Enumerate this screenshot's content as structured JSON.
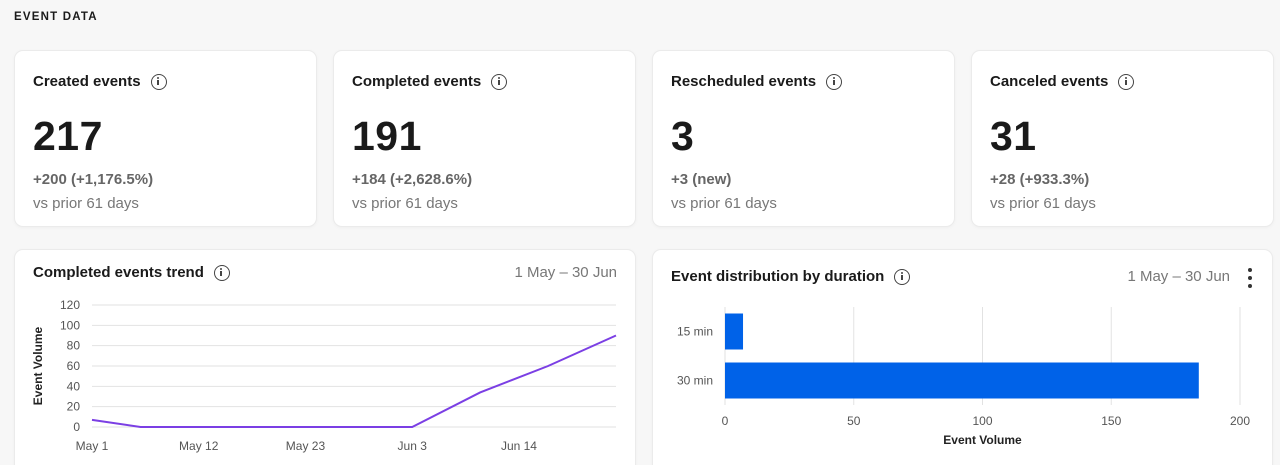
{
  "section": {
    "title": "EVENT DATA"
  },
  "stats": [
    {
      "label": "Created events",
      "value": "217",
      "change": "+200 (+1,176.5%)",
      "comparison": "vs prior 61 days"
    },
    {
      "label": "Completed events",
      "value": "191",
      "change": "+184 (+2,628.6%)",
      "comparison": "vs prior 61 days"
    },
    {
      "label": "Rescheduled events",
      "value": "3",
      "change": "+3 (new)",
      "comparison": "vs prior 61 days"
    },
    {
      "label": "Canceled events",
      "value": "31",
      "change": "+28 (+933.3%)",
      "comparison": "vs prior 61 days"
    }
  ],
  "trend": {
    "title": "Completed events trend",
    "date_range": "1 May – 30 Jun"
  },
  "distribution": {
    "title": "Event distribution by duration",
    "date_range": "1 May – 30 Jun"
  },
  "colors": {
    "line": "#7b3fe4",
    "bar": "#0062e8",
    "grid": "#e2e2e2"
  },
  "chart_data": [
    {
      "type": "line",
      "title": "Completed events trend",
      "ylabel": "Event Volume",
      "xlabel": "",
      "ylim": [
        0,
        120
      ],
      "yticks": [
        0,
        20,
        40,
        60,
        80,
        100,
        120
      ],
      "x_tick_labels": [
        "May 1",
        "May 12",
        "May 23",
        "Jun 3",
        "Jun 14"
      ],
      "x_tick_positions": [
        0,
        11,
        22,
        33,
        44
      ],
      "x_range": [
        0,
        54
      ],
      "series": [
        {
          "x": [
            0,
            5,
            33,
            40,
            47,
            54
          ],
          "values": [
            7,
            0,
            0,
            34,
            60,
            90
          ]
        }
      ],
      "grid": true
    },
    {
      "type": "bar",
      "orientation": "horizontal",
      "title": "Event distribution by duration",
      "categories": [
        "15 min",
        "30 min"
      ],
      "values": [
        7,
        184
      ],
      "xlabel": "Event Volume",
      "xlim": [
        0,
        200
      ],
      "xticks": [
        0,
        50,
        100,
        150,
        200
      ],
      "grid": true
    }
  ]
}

★ ★ ★ ★

Directive:
Copy out all lines where the word "trend" appears.

The reply:
  "trend": {
    "title": "Completed events trend",
      "title": "Completed events trend",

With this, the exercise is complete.